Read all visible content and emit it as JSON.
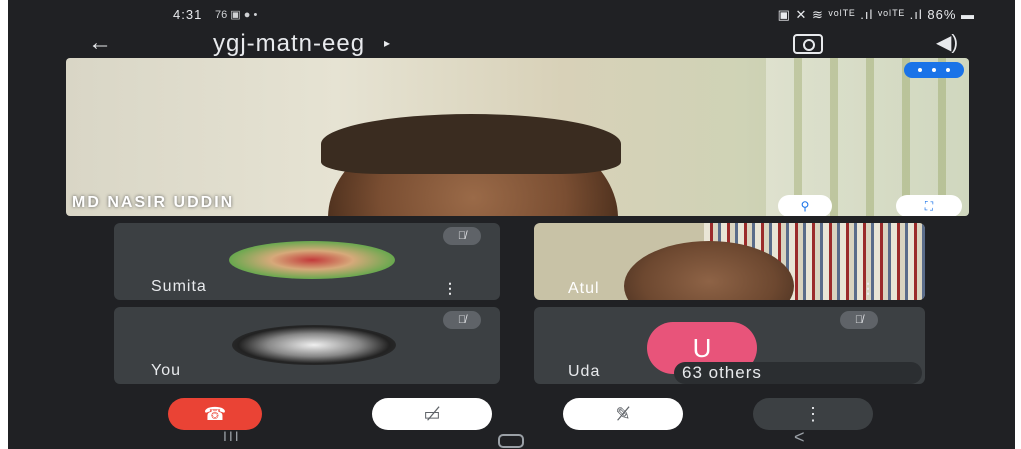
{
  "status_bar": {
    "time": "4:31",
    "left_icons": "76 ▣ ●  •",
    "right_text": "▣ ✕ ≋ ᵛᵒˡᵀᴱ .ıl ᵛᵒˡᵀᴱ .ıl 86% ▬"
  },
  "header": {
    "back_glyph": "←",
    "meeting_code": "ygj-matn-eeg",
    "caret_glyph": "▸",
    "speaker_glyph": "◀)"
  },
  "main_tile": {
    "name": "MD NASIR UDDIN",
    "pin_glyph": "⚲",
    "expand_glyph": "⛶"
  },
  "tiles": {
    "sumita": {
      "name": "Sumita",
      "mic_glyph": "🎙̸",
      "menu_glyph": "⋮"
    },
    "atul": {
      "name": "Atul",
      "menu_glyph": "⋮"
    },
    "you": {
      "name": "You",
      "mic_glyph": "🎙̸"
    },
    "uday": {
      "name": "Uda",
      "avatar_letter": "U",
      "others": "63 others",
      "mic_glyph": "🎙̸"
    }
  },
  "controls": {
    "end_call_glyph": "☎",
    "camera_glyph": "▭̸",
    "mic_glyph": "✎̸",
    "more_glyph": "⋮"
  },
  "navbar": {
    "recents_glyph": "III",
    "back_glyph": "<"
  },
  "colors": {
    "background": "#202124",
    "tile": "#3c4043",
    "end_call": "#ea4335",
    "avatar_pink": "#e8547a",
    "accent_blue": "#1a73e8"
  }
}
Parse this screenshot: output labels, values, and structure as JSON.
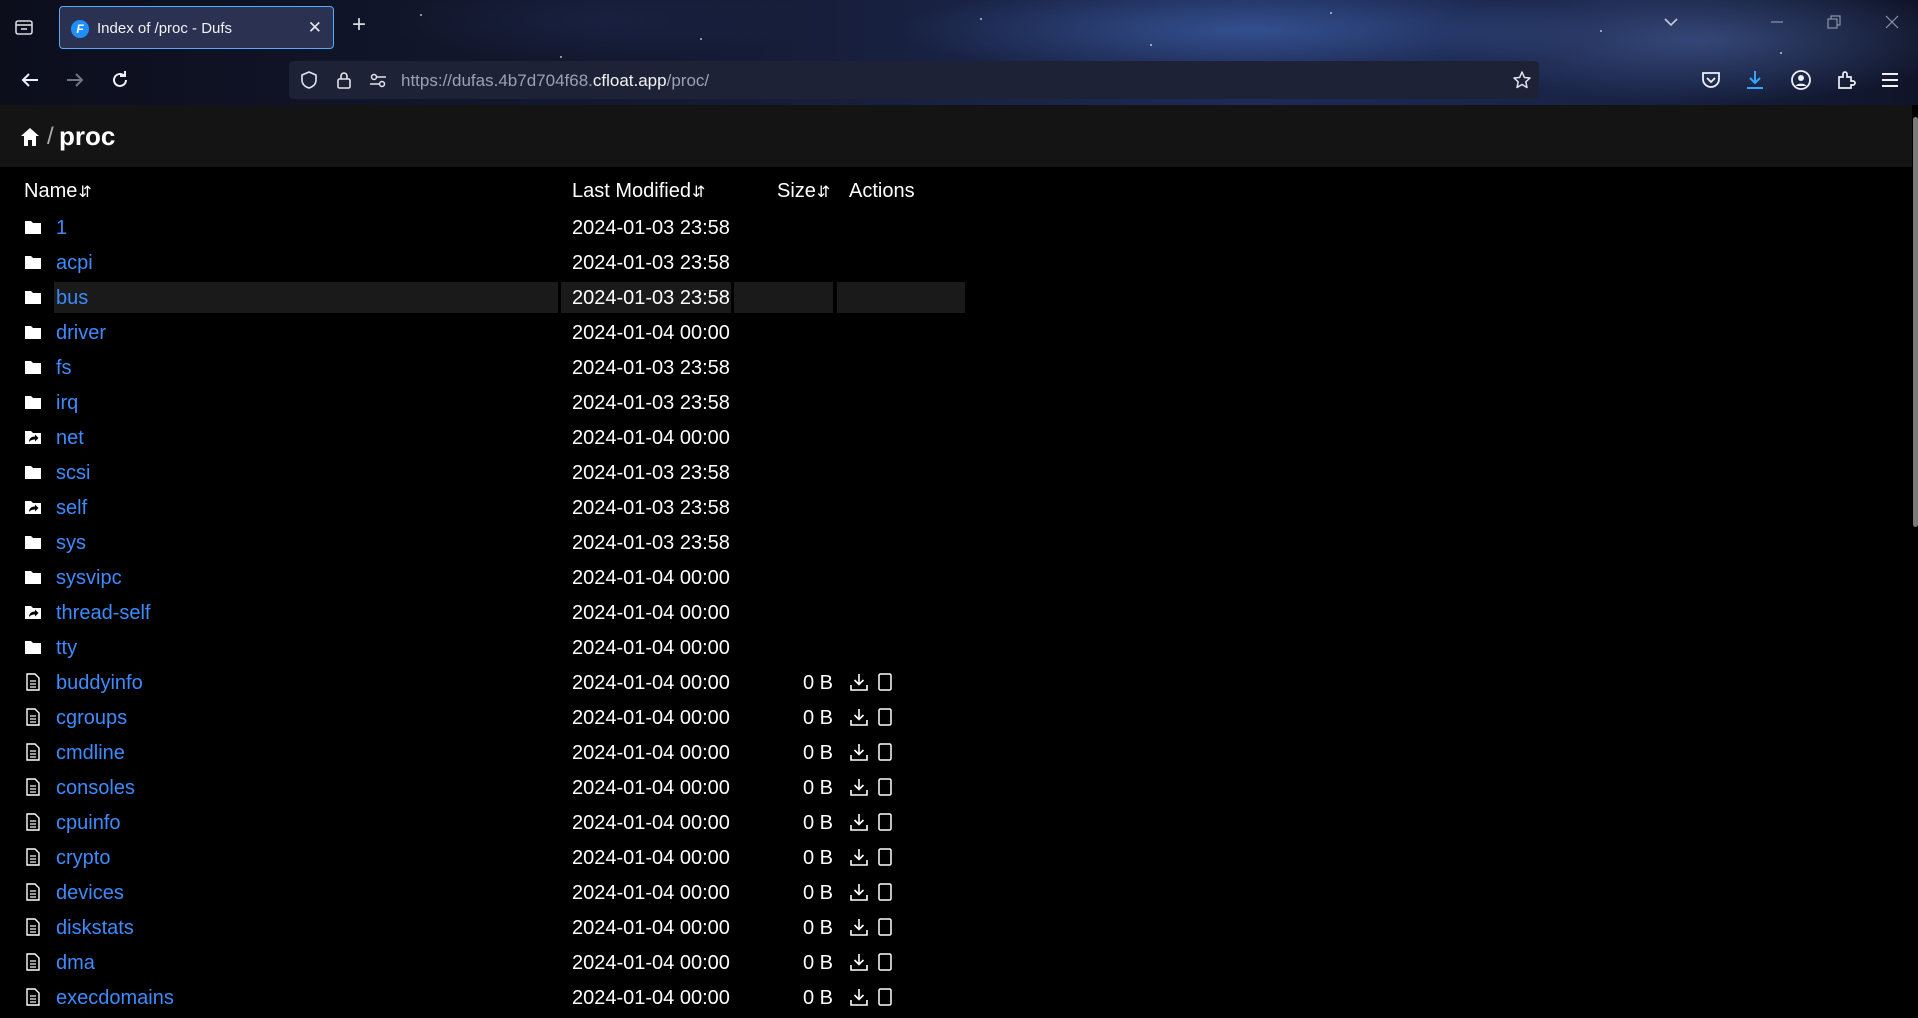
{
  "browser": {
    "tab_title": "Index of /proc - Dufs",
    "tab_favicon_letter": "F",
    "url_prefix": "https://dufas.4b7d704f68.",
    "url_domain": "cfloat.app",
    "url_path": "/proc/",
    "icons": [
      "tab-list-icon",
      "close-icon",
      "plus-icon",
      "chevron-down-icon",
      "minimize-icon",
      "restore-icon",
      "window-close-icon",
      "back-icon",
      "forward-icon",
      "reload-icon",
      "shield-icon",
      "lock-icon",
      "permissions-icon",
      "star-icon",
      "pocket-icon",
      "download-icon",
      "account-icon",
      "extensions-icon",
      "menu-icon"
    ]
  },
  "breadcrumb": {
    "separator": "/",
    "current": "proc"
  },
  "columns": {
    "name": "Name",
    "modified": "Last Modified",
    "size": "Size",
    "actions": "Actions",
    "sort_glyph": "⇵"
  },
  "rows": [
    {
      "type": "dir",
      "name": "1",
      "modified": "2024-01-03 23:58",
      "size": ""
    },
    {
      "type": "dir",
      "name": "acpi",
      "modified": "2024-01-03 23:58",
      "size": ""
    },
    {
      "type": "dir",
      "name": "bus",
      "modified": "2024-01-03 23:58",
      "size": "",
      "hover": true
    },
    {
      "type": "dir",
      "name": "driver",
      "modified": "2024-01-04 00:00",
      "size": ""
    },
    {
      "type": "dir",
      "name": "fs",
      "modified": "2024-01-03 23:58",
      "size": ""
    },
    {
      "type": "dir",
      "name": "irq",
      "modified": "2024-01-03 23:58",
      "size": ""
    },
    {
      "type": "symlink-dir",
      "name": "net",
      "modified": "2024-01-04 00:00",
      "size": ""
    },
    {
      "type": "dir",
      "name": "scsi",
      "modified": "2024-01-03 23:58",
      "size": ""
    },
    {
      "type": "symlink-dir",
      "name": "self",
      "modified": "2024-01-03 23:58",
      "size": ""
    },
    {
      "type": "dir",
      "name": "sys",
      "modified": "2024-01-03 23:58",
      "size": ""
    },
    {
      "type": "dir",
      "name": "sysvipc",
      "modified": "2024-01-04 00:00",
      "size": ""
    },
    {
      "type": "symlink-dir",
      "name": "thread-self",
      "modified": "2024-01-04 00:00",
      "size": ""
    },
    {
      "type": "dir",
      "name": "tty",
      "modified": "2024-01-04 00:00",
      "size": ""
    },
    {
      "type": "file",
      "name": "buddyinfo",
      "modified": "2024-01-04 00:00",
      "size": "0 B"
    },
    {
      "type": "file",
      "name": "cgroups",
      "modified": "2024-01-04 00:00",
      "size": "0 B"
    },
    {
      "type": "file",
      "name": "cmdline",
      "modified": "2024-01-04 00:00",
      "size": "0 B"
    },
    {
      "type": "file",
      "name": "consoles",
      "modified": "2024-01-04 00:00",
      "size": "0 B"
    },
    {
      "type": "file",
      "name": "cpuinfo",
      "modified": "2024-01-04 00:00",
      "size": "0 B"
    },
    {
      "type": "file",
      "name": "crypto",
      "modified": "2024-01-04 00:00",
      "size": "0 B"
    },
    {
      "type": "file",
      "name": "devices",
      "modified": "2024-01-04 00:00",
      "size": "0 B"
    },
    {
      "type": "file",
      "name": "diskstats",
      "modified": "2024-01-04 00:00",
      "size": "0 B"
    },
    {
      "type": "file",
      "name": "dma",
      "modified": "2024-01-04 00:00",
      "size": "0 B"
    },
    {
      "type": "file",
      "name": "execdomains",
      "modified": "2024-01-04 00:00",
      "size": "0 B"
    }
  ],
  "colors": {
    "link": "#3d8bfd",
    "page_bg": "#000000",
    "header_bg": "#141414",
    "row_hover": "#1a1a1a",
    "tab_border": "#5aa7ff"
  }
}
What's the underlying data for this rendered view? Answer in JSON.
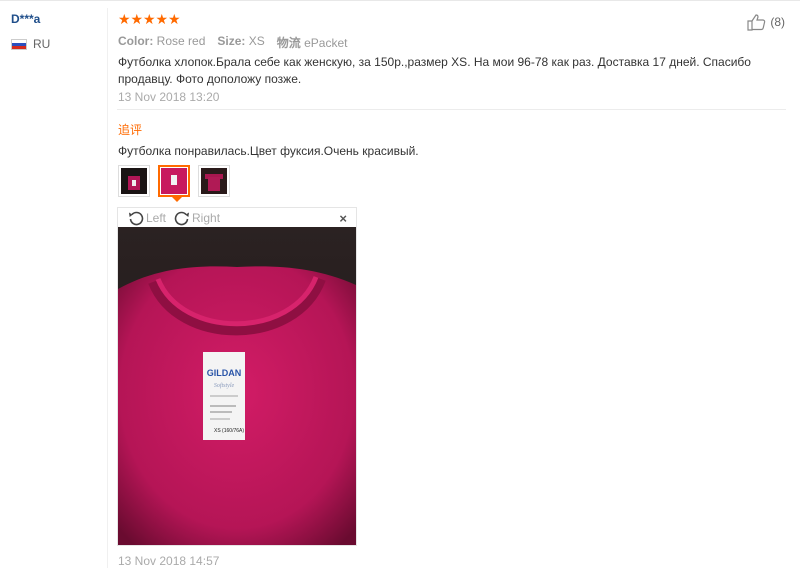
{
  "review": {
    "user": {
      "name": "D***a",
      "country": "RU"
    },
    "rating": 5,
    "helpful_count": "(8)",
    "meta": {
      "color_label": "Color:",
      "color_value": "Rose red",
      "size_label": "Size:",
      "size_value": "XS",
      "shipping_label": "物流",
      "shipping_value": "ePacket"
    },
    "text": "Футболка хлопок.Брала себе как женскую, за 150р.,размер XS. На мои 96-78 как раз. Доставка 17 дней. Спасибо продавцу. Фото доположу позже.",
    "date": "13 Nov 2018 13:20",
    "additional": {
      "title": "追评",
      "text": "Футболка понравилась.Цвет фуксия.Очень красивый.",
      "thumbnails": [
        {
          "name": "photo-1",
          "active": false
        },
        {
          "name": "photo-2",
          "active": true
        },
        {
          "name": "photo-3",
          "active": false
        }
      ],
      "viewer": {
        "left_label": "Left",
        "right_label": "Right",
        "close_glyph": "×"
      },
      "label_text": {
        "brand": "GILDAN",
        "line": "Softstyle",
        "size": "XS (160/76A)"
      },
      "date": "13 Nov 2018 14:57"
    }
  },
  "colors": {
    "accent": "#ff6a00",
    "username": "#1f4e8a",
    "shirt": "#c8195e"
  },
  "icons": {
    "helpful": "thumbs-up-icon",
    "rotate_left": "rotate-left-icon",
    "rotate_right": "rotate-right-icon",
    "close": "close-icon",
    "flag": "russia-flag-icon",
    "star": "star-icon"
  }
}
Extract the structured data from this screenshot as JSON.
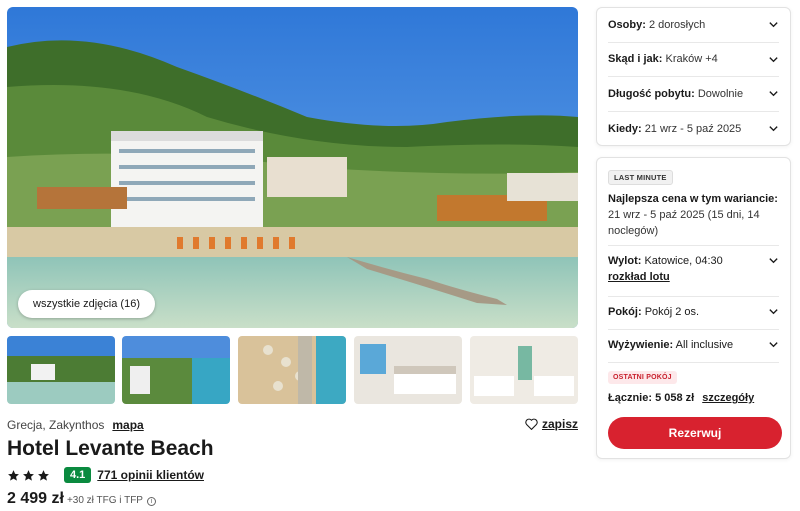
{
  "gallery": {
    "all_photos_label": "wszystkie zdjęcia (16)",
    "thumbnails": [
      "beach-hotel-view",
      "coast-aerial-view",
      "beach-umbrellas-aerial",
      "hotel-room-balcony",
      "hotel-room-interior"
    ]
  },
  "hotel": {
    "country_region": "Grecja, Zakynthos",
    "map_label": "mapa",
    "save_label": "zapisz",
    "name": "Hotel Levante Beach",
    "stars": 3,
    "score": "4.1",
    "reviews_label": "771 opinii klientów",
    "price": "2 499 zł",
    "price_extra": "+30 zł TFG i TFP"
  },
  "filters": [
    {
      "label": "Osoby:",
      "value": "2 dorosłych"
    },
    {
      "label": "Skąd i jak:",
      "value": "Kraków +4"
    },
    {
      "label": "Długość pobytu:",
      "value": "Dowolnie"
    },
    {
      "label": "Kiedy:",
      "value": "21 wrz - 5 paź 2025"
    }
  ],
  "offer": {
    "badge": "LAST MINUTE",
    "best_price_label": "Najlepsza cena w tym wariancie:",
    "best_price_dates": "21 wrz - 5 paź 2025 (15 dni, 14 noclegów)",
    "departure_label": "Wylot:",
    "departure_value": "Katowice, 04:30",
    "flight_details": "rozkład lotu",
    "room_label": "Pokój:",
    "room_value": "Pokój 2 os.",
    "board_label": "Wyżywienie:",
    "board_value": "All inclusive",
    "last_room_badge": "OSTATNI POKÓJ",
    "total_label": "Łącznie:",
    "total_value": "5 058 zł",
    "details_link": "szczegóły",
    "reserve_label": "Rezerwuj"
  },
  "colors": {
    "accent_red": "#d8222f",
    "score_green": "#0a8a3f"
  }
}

※ ※ ※

*DIRECTION*.
Write out every line of the entries that holds the word "data".

*RESPONSE TO THIS EXERCISE*.
What's the underlying data for this rendered view? Answer in JSON.
Extract the structured data from this screenshot as JSON.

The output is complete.